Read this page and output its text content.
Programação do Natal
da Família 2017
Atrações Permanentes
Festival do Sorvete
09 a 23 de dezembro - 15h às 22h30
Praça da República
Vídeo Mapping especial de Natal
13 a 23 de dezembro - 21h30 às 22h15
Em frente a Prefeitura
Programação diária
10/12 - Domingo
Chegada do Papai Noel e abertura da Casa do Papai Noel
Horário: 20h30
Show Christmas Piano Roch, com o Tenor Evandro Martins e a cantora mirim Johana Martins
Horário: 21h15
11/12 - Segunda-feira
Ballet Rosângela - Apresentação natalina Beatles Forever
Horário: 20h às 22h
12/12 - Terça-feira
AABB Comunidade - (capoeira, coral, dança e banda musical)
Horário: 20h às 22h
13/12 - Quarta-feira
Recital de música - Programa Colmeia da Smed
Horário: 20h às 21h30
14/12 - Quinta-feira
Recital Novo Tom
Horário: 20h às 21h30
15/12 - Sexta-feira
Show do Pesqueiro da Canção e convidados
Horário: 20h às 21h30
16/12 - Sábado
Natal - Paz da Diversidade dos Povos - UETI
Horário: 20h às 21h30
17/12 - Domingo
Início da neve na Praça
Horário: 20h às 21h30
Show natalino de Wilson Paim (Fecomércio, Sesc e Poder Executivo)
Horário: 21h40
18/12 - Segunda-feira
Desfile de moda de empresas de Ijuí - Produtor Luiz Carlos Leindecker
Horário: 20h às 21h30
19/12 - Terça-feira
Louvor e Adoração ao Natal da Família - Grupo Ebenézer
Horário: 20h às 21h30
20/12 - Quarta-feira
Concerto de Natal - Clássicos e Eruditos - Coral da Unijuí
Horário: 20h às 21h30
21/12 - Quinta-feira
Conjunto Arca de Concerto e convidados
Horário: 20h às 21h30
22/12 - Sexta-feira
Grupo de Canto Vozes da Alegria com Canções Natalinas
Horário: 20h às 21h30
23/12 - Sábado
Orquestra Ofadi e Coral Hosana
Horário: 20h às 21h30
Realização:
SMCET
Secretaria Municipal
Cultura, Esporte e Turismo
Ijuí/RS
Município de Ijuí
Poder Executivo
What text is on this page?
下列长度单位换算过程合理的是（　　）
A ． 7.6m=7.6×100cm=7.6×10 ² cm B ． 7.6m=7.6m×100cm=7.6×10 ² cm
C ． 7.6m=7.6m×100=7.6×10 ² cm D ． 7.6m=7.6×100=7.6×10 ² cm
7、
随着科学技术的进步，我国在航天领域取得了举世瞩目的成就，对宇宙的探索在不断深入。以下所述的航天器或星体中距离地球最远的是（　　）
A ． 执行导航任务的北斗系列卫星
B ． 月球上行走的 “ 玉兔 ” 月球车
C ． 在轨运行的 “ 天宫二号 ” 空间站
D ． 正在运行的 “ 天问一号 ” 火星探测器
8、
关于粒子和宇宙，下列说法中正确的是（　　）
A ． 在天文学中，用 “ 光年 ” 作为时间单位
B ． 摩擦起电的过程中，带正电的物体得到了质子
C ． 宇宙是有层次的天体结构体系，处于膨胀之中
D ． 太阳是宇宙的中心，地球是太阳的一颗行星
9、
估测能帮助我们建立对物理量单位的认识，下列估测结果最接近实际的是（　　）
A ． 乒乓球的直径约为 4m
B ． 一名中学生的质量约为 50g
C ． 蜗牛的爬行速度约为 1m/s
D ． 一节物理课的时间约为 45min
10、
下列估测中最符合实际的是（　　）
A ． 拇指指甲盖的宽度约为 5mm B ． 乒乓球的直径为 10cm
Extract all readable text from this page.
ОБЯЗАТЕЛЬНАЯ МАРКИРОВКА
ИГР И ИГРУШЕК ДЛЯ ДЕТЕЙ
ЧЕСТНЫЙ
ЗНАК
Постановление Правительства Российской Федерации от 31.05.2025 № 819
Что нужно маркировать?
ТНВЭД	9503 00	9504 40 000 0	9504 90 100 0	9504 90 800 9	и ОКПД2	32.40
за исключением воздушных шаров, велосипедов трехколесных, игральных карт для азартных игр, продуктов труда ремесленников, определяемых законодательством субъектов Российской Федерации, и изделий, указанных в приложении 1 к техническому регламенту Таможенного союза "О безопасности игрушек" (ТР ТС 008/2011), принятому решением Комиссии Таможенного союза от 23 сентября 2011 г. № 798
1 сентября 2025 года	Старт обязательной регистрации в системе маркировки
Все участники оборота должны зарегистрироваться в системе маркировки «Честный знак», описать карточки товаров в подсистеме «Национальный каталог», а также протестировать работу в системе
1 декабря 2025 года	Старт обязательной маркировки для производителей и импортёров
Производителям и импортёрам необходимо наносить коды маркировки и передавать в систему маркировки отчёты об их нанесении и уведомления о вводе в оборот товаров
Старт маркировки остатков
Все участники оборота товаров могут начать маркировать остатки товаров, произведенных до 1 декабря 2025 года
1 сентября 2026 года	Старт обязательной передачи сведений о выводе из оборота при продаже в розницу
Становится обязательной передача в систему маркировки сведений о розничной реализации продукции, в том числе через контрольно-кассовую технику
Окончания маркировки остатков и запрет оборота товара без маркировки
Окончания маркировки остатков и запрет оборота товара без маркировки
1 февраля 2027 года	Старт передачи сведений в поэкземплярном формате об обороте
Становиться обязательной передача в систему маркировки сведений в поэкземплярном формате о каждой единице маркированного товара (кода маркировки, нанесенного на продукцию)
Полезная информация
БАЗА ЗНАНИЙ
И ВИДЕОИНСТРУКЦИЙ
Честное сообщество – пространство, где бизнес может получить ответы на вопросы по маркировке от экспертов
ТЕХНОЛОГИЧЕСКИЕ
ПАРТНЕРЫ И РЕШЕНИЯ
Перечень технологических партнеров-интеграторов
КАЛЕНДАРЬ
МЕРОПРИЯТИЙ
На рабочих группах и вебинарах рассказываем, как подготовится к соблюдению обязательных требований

» **Problem description**: Transcribe the whole listing exactly.

» **Exercise response**:
Read this page and output its text content.
Programação do Natal
da Família 2017
Atrações Permanentes
Festival do Sorvete
09 a 23 de dezembro - 15h às 22h30
Praça da República
Vídeo Mapping especial de Natal
13 a 23 de dezembro - 21h30 às 22h15
Em frente a Prefeitura
Programação diária
10/12 - Domingo
Chegada do Papai Noel e abertura da Casa do Papai Noel
Horário: 20h30
Show Christmas Piano Roch, com o Tenor Evandro Martins e a cantora mirim Johana Martins
Horário: 21h15
11/12 - Segunda-feira
Ballet Rosângela - Apresentação natalina Beatles Forever
Horário: 20h às 22h
12/12 - Terça-feira
AABB Comunidade - (capoeira, coral, dança e banda musical)
Horário: 20h às 22h
13/12 - Quarta-feira
Recital de música - Programa Colmeia da Smed
Horário: 20h às 21h30
14/12 - Quinta-feira
Recital Novo Tom
Horário: 20h às 21h30
15/12 - Sexta-feira
Show do Pesqueiro da Canção e convidados
Horário: 20h às 21h30
16/12 - Sábado
Natal - Paz da Diversidade dos Povos - UETI
Horário: 20h às 21h30
17/12 - Domingo
Início da neve na Praça
Horário: 20h às 21h30
Show natalino de Wilson Paim (Fecomércio, Sesc e Poder Executivo)
Horário: 21h40
18/12 - Segunda-feira
Desfile de moda de empresas de Ijuí - Produtor Luiz Carlos Leindecker
Horário: 20h às 21h30
19/12 - Terça-feira
Louvor e Adoração ao Natal da Família - Grupo Ebenézer
Horário: 20h às 21h30
20/12 - Quarta-feira
Concerto de Natal - Clássicos e Eruditos - Coral da Unijuí
Horário: 20h às 21h30
21/12 - Quinta-feira
Conjunto Arca de Concerto e convidados
Horário: 20h às 21h30
22/12 - Sexta-feira
Grupo de Canto Vozes da Alegria com Canções Natalinas
Horário: 20h às 21h30
23/12 - Sábado
Orquestra Ofadi e Coral Hosana
Horário: 20h às 21h30
Realização:
SMCET
Secretaria Municipal
Cultura, Esporte e Turismo
Ijuí/RS
Município de Ijuí
Poder Executivo
What text is on this page?
下列长度单位换算过程合理的是（　　）
A ． 7.6m=7.6×100cm=7.6×10 ² cm B ． 7.6m=7.6m×100cm=7.6×10 ² cm
C ． 7.6m=7.6m×100=7.6×10 ² cm D ． 7.6m=7.6×100=7.6×10 ² cm
7、
随着科学技术的进步，我国在航天领域取得了举世瞩目的成就，对宇宙的探索在不断深入。以下所述的航天器或星体中距离地球最远的是（　　）
A ． 执行导航任务的北斗系列卫星
B ． 月球上行走的 “ 玉兔 ” 月球车
C ． 在轨运行的 “ 天宫二号 ” 空间站
D ． 正在运行的 “ 天问一号 ” 火星探测器
8、
关于粒子和宇宙，下列说法中正确的是（　　）
A ． 在天文学中，用 “ 光年 ” 作为时间单位
B ． 摩擦起电的过程中，带正电的物体得到了质子
C ． 宇宙是有层次的天体结构体系，处于膨胀之中
D ． 太阳是宇宙的中心，地球是太阳的一颗行星
9、
估测能帮助我们建立对物理量单位的认识，下列估测结果最接近实际的是（　　）
A ． 乒乓球的直径约为 4m
B ． 一名中学生的质量约为 50g
C ． 蜗牛的爬行速度约为 1m/s
D ． 一节物理课的时间约为 45min
10、
下列估测中最符合实际的是（　　）
A ． 拇指指甲盖的宽度约为 5mm B ． 乒乓球的直径为 10cm
Extract all readable text from this page.
ОБЯЗАТЕЛЬНАЯ МАРКИРОВКА
ИГР И ИГРУШЕК ДЛЯ ДЕТЕЙ
ЧЕСТНЫЙ
ЗНАК
Постановление Правительства Российской Федерации от 31.05.2025 № 819
Что нужно маркировать?
ТНВЭД	9503 00	9504 40 000 0	9504 90 100 0	9504 90 800 9	и ОКПД2	32.40
за исключением воздушных шаров, велосипедов трехколесных, игральных карт для азартных игр, продуктов труда ремесленников, определяемых законодательством субъектов Российской Федерации, и изделий, указанных в приложении 1 к техническому регламенту Таможенного союза "О безопасности игрушек" (ТР ТС 008/2011), принятому решением Комиссии Таможенного союза от 23 сентября 2011 г. № 798
1 сентября 2025 года	Старт обязательной регистрации в системе маркировки
Все участники оборота должны зарегистрироваться в системе маркировки «Честный знак», описать карточки товаров в подсистеме «Национальный каталог», а также протестировать работу в системе
1 декабря 2025 года	Старт обязательной маркировки для производителей и импортёров
Производителям и импортёрам необходимо наносить коды маркировки и передавать в систему маркировки отчёты об их нанесении и уведомления о вводе в оборот товаров
Старт маркировки остатков
Все участники оборота товаров могут начать маркировать остатки товаров, произведенных до 1 декабря 2025 года
1 сентября 2026 года	Старт обязательной передачи сведений о выводе из оборота при продаже в розницу
Становится обязательной передача в систему маркировки сведений о розничной реализации продукции, в том числе через контрольно-кассовую технику
Окончания маркировки остатков и запрет оборота товара без маркировки
Окончания маркировки остатков и запрет оборота товара без маркировки
1 февраля 2027 года	Старт передачи сведений в поэкземплярном формате об обороте
Становиться обязательной передача в систему маркировки сведений в поэкземплярном формате о каждой единице маркированного товара (кода маркировки, нанесенного на продукцию)
Полезная информация
БАЗА ЗНАНИЙ
И ВИДЕОИНСТРУКЦИЙ
Честное сообщество – пространство, где бизнес может получить ответы на вопросы по маркировке от экспертов
ТЕХНОЛОГИЧЕСКИЕ
ПАРТНЕРЫ И РЕШЕНИЯ
Перечень технологических партнеров-интеграторов
КАЛЕНДАРЬ
МЕРОПРИЯТИЙ
На рабочих группах и вебинарах рассказываем, как подготовится к соблюдению обязательных требований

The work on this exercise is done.